*Problem*. Output each line of the material exactly as it stands.

*Provided entries*.

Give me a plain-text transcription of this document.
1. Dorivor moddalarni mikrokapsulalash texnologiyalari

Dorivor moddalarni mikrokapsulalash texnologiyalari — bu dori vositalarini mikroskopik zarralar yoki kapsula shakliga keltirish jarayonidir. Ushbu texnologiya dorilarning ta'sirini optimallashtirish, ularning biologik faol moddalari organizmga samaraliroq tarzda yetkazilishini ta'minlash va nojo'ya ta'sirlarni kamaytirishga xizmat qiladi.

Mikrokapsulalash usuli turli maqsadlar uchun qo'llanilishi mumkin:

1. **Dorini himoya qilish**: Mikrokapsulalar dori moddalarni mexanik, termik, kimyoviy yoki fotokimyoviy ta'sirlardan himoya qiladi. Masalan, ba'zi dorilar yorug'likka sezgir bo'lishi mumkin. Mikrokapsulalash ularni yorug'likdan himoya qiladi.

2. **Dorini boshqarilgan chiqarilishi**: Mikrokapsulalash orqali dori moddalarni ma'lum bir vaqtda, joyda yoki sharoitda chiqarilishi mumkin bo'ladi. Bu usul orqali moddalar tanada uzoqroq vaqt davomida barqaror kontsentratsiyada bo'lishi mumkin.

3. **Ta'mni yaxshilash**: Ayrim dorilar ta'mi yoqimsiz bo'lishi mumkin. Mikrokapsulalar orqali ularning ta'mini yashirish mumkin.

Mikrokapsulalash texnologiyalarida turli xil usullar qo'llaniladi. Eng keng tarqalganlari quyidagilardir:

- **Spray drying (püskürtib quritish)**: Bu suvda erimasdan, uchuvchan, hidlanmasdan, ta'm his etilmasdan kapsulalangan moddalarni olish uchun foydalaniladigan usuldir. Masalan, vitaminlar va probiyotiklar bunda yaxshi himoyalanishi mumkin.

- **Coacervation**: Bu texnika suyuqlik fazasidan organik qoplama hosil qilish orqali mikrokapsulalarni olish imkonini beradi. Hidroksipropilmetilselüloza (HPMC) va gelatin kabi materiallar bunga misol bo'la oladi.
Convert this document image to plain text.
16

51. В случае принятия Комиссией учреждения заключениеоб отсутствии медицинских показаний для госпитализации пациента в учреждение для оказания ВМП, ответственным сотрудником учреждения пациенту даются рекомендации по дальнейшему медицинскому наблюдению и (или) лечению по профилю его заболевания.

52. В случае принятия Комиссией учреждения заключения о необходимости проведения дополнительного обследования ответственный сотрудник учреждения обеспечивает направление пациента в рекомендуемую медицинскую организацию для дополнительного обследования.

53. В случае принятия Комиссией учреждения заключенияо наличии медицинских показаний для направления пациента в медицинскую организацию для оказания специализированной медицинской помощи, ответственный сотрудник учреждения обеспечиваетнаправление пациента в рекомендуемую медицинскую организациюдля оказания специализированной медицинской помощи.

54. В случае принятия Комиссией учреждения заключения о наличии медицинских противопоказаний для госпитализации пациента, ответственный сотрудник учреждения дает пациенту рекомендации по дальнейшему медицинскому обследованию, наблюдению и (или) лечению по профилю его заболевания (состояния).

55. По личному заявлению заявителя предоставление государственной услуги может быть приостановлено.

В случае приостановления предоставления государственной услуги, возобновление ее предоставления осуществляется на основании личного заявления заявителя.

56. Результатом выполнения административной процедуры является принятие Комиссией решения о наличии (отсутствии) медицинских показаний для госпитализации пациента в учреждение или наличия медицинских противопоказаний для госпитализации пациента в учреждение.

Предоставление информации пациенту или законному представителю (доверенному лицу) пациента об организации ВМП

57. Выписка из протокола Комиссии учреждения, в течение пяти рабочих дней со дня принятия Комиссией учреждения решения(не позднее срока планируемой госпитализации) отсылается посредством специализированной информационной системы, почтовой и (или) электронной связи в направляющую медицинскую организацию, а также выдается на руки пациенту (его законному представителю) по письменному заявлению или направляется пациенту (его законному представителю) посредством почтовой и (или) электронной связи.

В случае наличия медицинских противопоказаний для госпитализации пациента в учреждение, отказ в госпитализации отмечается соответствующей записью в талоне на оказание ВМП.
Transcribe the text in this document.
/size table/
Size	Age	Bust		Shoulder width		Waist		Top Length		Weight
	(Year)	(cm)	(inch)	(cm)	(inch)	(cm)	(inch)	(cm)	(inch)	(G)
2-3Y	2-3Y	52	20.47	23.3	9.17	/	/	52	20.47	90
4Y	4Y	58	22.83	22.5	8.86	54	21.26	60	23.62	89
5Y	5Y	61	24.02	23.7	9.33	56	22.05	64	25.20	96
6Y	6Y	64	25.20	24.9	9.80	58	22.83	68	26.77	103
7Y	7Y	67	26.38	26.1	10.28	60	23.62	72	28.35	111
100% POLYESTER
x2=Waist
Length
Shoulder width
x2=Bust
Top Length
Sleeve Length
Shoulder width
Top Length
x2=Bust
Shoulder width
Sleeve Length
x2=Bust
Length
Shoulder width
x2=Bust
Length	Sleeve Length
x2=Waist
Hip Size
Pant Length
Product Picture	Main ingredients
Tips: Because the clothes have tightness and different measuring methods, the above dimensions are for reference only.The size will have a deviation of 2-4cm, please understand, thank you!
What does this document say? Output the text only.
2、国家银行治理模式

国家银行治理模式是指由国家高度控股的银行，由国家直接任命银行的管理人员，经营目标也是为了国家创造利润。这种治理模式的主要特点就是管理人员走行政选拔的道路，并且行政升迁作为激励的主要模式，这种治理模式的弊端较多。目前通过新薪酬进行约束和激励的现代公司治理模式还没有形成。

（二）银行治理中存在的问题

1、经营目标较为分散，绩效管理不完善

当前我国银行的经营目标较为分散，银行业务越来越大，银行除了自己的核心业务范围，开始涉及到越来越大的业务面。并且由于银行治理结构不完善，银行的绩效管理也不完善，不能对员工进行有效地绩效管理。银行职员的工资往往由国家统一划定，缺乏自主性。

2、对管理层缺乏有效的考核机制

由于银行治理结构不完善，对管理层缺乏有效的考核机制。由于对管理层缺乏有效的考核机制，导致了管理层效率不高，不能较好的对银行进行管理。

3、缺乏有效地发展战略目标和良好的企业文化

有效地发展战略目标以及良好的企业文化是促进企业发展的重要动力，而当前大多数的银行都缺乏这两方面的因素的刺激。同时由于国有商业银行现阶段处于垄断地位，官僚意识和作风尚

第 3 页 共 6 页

*Answer for this exercise*.
Give me a plain-text transcription of this document.
1. Dorivor moddalarni mikrokapsulalash texnologiyalari

Dorivor moddalarni mikrokapsulalash texnologiyalari — bu dori vositalarini mikroskopik zarralar yoki kapsula shakliga keltirish jarayonidir. Ushbu texnologiya dorilarning ta'sirini optimallashtirish, ularning biologik faol moddalari organizmga samaraliroq tarzda yetkazilishini ta'minlash va nojo'ya ta'sirlarni kamaytirishga xizmat qiladi.

Mikrokapsulalash usuli turli maqsadlar uchun qo'llanilishi mumkin:

1. **Dorini himoya qilish**: Mikrokapsulalar dori moddalarni mexanik, termik, kimyoviy yoki fotokimyoviy ta'sirlardan himoya qiladi. Masalan, ba'zi dorilar yorug'likka sezgir bo'lishi mumkin. Mikrokapsulalash ularni yorug'likdan himoya qiladi.

2. **Dorini boshqarilgan chiqarilishi**: Mikrokapsulalash orqali dori moddalarni ma'lum bir vaqtda, joyda yoki sharoitda chiqarilishi mumkin bo'ladi. Bu usul orqali moddalar tanada uzoqroq vaqt davomida barqaror kontsentratsiyada bo'lishi mumkin.

3. **Ta'mni yaxshilash**: Ayrim dorilar ta'mi yoqimsiz bo'lishi mumkin. Mikrokapsulalar orqali ularning ta'mini yashirish mumkin.

Mikrokapsulalash texnologiyalarida turli xil usullar qo'llaniladi. Eng keng tarqalganlari quyidagilardir:

- **Spray drying (püskürtib quritish)**: Bu suvda erimasdan, uchuvchan, hidlanmasdan, ta'm his etilmasdan kapsulalangan moddalarni olish uchun foydalaniladigan usuldir. Masalan, vitaminlar va probiyotiklar bunda yaxshi himoyalanishi mumkin.

- **Coacervation**: Bu texnika suyuqlik fazasidan organik qoplama hosil qilish orqali mikrokapsulalarni olish imkonini beradi. Hidroksipropilmetilselüloza (HPMC) va gelatin kabi materiallar bunga misol bo'la oladi.
Convert this document image to plain text.
16

51. В случае принятия Комиссией учреждения заключениеоб отсутствии медицинских показаний для госпитализации пациента в учреждение для оказания ВМП, ответственным сотрудником учреждения пациенту даются рекомендации по дальнейшему медицинскому наблюдению и (или) лечению по профилю его заболевания.

52. В случае принятия Комиссией учреждения заключения о необходимости проведения дополнительного обследования ответственный сотрудник учреждения обеспечивает направление пациента в рекомендуемую медицинскую организацию для дополнительного обследования.

53. В случае принятия Комиссией учреждения заключенияо наличии медицинских показаний для направления пациента в медицинскую организацию для оказания специализированной медицинской помощи, ответственный сотрудник учреждения обеспечиваетнаправление пациента в рекомендуемую медицинскую организациюдля оказания специализированной медицинской помощи.

54. В случае принятия Комиссией учреждения заключения о наличии медицинских противопоказаний для госпитализации пациента, ответственный сотрудник учреждения дает пациенту рекомендации по дальнейшему медицинскому обследованию, наблюдению и (или) лечению по профилю его заболевания (состояния).

55. По личному заявлению заявителя предоставление государственной услуги может быть приостановлено.

В случае приостановления предоставления государственной услуги, возобновление ее предоставления осуществляется на основании личного заявления заявителя.

56. Результатом выполнения административной процедуры является принятие Комиссией решения о наличии (отсутствии) медицинских показаний для госпитализации пациента в учреждение или наличия медицинских противопоказаний для госпитализации пациента в учреждение.

Предоставление информации пациенту или законному представителю (доверенному лицу) пациента об организации ВМП

57. Выписка из протокола Комиссии учреждения, в течение пяти рабочих дней со дня принятия Комиссией учреждения решения(не позднее срока планируемой госпитализации) отсылается посредством специализированной информационной системы, почтовой и (или) электронной связи в направляющую медицинскую организацию, а также выдается на руки пациенту (его законному представителю) по письменному заявлению или направляется пациенту (его законному представителю) посредством почтовой и (или) электронной связи.

В случае наличия медицинских противопоказаний для госпитализации пациента в учреждение, отказ в госпитализации отмечается соответствующей записью в талоне на оказание ВМП.
Transcribe the text in this document.
/size table/
Size	Age	Bust		Shoulder width		Waist		Top Length		Weight
	(Year)	(cm)	(inch)	(cm)	(inch)	(cm)	(inch)	(cm)	(inch)	(G)
2-3Y	2-3Y	52	20.47	23.3	9.17	/	/	52	20.47	90
4Y	4Y	58	22.83	22.5	8.86	54	21.26	60	23.62	89
5Y	5Y	61	24.02	23.7	9.33	56	22.05	64	25.20	96
6Y	6Y	64	25.20	24.9	9.80	58	22.83	68	26.77	103
7Y	7Y	67	26.38	26.1	10.28	60	23.62	72	28.35	111
100% POLYESTER
x2=Waist
Length
Shoulder width
x2=Bust
Top Length
Sleeve Length
Shoulder width
Top Length
x2=Bust
Shoulder width
Sleeve Length
x2=Bust
Length
Shoulder width
x2=Bust
Length	Sleeve Length
x2=Waist
Hip Size
Pant Length
Product Picture	Main ingredients
Tips: Because the clothes have tightness and different measuring methods, the above dimensions are for reference only.The size will have a deviation of 2-4cm, please understand, thank you!
What does this document say? Output the text only.
2、国家银行治理模式

国家银行治理模式是指由国家高度控股的银行，由国家直接任命银行的管理人员，经营目标也是为了国家创造利润。这种治理模式的主要特点就是管理人员走行政选拔的道路，并且行政升迁作为激励的主要模式，这种治理模式的弊端较多。目前通过新薪酬进行约束和激励的现代公司治理模式还没有形成。

（二）银行治理中存在的问题

1、经营目标较为分散，绩效管理不完善

当前我国银行的经营目标较为分散，银行业务越来越大，银行除了自己的核心业务范围，开始涉及到越来越大的业务面。并且由于银行治理结构不完善，银行的绩效管理也不完善，不能对员工进行有效地绩效管理。银行职员的工资往往由国家统一划定，缺乏自主性。

2、对管理层缺乏有效的考核机制

由于银行治理结构不完善，对管理层缺乏有效的考核机制。由于对管理层缺乏有效的考核机制，导致了管理层效率不高，不能较好的对银行进行管理。

3、缺乏有效地发展战略目标和良好的企业文化

有效地发展战略目标以及良好的企业文化是促进企业发展的重要动力，而当前大多数的银行都缺乏这两方面的因素的刺激。同时由于国有商业银行现阶段处于垄断地位，官僚意识和作风尚

第 3 页 共 6 页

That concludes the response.